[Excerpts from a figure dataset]
╭──

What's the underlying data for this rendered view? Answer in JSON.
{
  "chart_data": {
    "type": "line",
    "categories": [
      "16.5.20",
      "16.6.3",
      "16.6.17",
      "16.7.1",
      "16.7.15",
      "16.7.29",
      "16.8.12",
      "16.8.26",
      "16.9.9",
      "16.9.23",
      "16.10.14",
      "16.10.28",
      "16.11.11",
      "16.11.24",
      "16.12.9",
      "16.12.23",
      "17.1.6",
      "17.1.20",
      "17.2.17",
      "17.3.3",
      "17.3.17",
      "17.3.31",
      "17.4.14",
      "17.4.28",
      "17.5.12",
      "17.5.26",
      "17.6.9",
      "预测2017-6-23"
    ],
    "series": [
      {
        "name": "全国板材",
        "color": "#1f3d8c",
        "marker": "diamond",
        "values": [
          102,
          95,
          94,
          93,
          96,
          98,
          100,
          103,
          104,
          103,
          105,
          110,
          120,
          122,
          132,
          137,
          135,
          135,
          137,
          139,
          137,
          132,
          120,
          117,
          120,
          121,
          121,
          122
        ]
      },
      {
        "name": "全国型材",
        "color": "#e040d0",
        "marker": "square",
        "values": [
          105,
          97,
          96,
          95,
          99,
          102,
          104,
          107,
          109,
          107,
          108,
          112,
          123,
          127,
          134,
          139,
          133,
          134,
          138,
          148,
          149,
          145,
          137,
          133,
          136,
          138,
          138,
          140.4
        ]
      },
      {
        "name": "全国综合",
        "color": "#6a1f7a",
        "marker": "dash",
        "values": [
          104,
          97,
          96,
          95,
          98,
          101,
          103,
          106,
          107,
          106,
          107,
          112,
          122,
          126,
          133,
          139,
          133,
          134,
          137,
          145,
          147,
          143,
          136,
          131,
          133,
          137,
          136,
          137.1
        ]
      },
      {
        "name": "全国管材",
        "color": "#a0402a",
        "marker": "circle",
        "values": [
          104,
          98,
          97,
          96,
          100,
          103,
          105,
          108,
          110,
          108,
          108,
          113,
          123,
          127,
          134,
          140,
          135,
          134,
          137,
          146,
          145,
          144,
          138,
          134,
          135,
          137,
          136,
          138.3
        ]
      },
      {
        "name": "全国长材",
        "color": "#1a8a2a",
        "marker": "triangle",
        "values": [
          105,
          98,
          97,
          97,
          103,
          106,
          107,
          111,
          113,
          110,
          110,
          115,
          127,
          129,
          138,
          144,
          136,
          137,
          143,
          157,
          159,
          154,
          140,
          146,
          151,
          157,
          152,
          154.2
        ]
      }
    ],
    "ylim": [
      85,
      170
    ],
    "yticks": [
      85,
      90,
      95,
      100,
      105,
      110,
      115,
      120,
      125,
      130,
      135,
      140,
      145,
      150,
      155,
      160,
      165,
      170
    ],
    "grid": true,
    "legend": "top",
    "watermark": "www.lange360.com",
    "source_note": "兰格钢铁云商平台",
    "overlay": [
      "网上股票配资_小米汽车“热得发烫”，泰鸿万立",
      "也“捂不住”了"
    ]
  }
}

╰──

_WHAT TO PRODUCE_. Repeat the material word for word, in full.

_RESPONSE TO THE EXERCISE_.
What's the underlying data for this rendered view? Answer in JSON.
{
  "chart_data": {
    "type": "line",
    "categories": [
      "16.5.20",
      "16.6.3",
      "16.6.17",
      "16.7.1",
      "16.7.15",
      "16.7.29",
      "16.8.12",
      "16.8.26",
      "16.9.9",
      "16.9.23",
      "16.10.14",
      "16.10.28",
      "16.11.11",
      "16.11.24",
      "16.12.9",
      "16.12.23",
      "17.1.6",
      "17.1.20",
      "17.2.17",
      "17.3.3",
      "17.3.17",
      "17.3.31",
      "17.4.14",
      "17.4.28",
      "17.5.12",
      "17.5.26",
      "17.6.9",
      "预测2017-6-23"
    ],
    "series": [
      {
        "name": "全国板材",
        "color": "#1f3d8c",
        "marker": "diamond",
        "values": [
          102,
          95,
          94,
          93,
          96,
          98,
          100,
          103,
          104,
          103,
          105,
          110,
          120,
          122,
          132,
          137,
          135,
          135,
          137,
          139,
          137,
          132,
          120,
          117,
          120,
          121,
          121,
          122
        ]
      },
      {
        "name": "全国型材",
        "color": "#e040d0",
        "marker": "square",
        "values": [
          105,
          97,
          96,
          95,
          99,
          102,
          104,
          107,
          109,
          107,
          108,
          112,
          123,
          127,
          134,
          139,
          133,
          134,
          138,
          148,
          149,
          145,
          137,
          133,
          136,
          138,
          138,
          140.4
        ]
      },
      {
        "name": "全国综合",
        "color": "#6a1f7a",
        "marker": "dash",
        "values": [
          104,
          97,
          96,
          95,
          98,
          101,
          103,
          106,
          107,
          106,
          107,
          112,
          122,
          126,
          133,
          139,
          133,
          134,
          137,
          145,
          147,
          143,
          136,
          131,
          133,
          137,
          136,
          137.1
        ]
      },
      {
        "name": "全国管材",
        "color": "#a0402a",
        "marker": "circle",
        "values": [
          104,
          98,
          97,
          96,
          100,
          103,
          105,
          108,
          110,
          108,
          108,
          113,
          123,
          127,
          134,
          140,
          135,
          134,
          137,
          146,
          145,
          144,
          138,
          134,
          135,
          137,
          136,
          138.3
        ]
      },
      {
        "name": "全国长材",
        "color": "#1a8a2a",
        "marker": "triangle",
        "values": [
          105,
          98,
          97,
          97,
          103,
          106,
          107,
          111,
          113,
          110,
          110,
          115,
          127,
          129,
          138,
          144,
          136,
          137,
          143,
          157,
          159,
          154,
          140,
          146,
          151,
          157,
          152,
          154.2
        ]
      }
    ],
    "ylim": [
      85,
      170
    ],
    "yticks": [
      85,
      90,
      95,
      100,
      105,
      110,
      115,
      120,
      125,
      130,
      135,
      140,
      145,
      150,
      155,
      160,
      165,
      170
    ],
    "grid": true,
    "legend": "top",
    "watermark": "www.lange360.com",
    "source_note": "兰格钢铁云商平台",
    "overlay": [
      "网上股票配资_小米汽车“热得发烫”，泰鸿万立",
      "也“捂不住”了"
    ]
  }
}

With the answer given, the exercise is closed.